**PROBLEM TO SOLVE:** Copy all the material that follows, keeping every character the same.

**INPUT MATERIAL:**
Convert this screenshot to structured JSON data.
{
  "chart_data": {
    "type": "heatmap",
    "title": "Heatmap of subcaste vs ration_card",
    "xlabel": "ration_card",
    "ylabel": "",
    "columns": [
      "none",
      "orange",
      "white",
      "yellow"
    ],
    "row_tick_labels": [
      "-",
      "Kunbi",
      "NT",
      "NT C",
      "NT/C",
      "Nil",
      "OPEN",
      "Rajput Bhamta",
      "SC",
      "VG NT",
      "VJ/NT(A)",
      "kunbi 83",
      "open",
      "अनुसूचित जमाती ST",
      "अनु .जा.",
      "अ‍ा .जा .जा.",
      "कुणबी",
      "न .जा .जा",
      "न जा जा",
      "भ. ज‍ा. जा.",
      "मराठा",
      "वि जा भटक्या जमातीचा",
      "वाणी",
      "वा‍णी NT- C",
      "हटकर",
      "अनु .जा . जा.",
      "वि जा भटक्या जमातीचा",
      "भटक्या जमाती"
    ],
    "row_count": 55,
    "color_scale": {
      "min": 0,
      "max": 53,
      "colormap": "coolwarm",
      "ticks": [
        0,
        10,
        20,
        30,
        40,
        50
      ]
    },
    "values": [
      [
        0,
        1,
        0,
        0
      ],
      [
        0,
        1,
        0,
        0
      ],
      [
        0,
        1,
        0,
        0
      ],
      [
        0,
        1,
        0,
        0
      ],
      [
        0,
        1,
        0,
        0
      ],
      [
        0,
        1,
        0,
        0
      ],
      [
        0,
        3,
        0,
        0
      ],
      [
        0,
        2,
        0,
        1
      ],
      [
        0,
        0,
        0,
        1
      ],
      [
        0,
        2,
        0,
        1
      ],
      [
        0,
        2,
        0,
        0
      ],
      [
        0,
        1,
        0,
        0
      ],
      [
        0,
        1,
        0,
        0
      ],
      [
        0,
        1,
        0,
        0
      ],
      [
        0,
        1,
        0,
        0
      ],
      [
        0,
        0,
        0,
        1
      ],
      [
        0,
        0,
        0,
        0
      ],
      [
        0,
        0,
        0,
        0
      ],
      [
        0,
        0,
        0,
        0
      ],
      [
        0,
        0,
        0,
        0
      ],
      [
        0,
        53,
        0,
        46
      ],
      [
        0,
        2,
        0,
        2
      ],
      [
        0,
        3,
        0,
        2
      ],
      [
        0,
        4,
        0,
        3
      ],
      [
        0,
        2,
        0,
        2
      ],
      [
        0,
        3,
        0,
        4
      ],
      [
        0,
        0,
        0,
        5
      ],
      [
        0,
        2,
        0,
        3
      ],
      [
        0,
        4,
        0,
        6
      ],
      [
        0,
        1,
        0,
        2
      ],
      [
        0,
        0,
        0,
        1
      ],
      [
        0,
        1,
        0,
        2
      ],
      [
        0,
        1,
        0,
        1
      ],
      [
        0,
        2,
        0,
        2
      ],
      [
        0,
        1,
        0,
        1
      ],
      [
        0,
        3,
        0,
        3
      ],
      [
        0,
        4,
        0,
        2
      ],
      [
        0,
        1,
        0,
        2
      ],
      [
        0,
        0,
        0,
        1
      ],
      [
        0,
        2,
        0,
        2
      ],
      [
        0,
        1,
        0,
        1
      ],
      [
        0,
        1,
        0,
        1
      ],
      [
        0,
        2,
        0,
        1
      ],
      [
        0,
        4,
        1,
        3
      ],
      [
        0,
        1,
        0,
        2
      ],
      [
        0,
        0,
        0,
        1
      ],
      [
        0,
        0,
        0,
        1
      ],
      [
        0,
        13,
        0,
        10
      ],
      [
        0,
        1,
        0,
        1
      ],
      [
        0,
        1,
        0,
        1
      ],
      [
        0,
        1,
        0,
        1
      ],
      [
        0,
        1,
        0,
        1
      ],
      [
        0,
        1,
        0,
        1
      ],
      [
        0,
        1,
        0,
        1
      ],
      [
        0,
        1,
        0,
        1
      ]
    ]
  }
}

**RESULT OF THE EXERCISE:**
Convert this screenshot to structured JSON data.
{
  "chart_data": {
    "type": "heatmap",
    "title": "Heatmap of subcaste vs ration_card",
    "xlabel": "ration_card",
    "ylabel": "",
    "columns": [
      "none",
      "orange",
      "white",
      "yellow"
    ],
    "row_tick_labels": [
      "-",
      "Kunbi",
      "NT",
      "NT C",
      "NT/C",
      "Nil",
      "OPEN",
      "Rajput Bhamta",
      "SC",
      "VG NT",
      "VJ/NT(A)",
      "kunbi 83",
      "open",
      "अनुसूचित जमाती ST",
      "अनु .जा.",
      "अ‍ा .जा .जा.",
      "कुणबी",
      "न .जा .जा",
      "न जा जा",
      "भ. ज‍ा. जा.",
      "मराठा",
      "वि जा भटक्या जमातीचा",
      "वाणी",
      "वा‍णी NT- C",
      "हटकर",
      "अनु .जा . जा.",
      "वि जा भटक्या जमातीचा",
      "भटक्या जमाती"
    ],
    "row_count": 55,
    "color_scale": {
      "min": 0,
      "max": 53,
      "colormap": "coolwarm",
      "ticks": [
        0,
        10,
        20,
        30,
        40,
        50
      ]
    },
    "values": [
      [
        0,
        1,
        0,
        0
      ],
      [
        0,
        1,
        0,
        0
      ],
      [
        0,
        1,
        0,
        0
      ],
      [
        0,
        1,
        0,
        0
      ],
      [
        0,
        1,
        0,
        0
      ],
      [
        0,
        1,
        0,
        0
      ],
      [
        0,
        3,
        0,
        0
      ],
      [
        0,
        2,
        0,
        1
      ],
      [
        0,
        0,
        0,
        1
      ],
      [
        0,
        2,
        0,
        1
      ],
      [
        0,
        2,
        0,
        0
      ],
      [
        0,
        1,
        0,
        0
      ],
      [
        0,
        1,
        0,
        0
      ],
      [
        0,
        1,
        0,
        0
      ],
      [
        0,
        1,
        0,
        0
      ],
      [
        0,
        0,
        0,
        1
      ],
      [
        0,
        0,
        0,
        0
      ],
      [
        0,
        0,
        0,
        0
      ],
      [
        0,
        0,
        0,
        0
      ],
      [
        0,
        0,
        0,
        0
      ],
      [
        0,
        53,
        0,
        46
      ],
      [
        0,
        2,
        0,
        2
      ],
      [
        0,
        3,
        0,
        2
      ],
      [
        0,
        4,
        0,
        3
      ],
      [
        0,
        2,
        0,
        2
      ],
      [
        0,
        3,
        0,
        4
      ],
      [
        0,
        0,
        0,
        5
      ],
      [
        0,
        2,
        0,
        3
      ],
      [
        0,
        4,
        0,
        6
      ],
      [
        0,
        1,
        0,
        2
      ],
      [
        0,
        0,
        0,
        1
      ],
      [
        0,
        1,
        0,
        2
      ],
      [
        0,
        1,
        0,
        1
      ],
      [
        0,
        2,
        0,
        2
      ],
      [
        0,
        1,
        0,
        1
      ],
      [
        0,
        3,
        0,
        3
      ],
      [
        0,
        4,
        0,
        2
      ],
      [
        0,
        1,
        0,
        2
      ],
      [
        0,
        0,
        0,
        1
      ],
      [
        0,
        2,
        0,
        2
      ],
      [
        0,
        1,
        0,
        1
      ],
      [
        0,
        1,
        0,
        1
      ],
      [
        0,
        2,
        0,
        1
      ],
      [
        0,
        4,
        1,
        3
      ],
      [
        0,
        1,
        0,
        2
      ],
      [
        0,
        0,
        0,
        1
      ],
      [
        0,
        0,
        0,
        1
      ],
      [
        0,
        13,
        0,
        10
      ],
      [
        0,
        1,
        0,
        1
      ],
      [
        0,
        1,
        0,
        1
      ],
      [
        0,
        1,
        0,
        1
      ],
      [
        0,
        1,
        0,
        1
      ],
      [
        0,
        1,
        0,
        1
      ],
      [
        0,
        1,
        0,
        1
      ],
      [
        0,
        1,
        0,
        1
      ]
    ]
  }
}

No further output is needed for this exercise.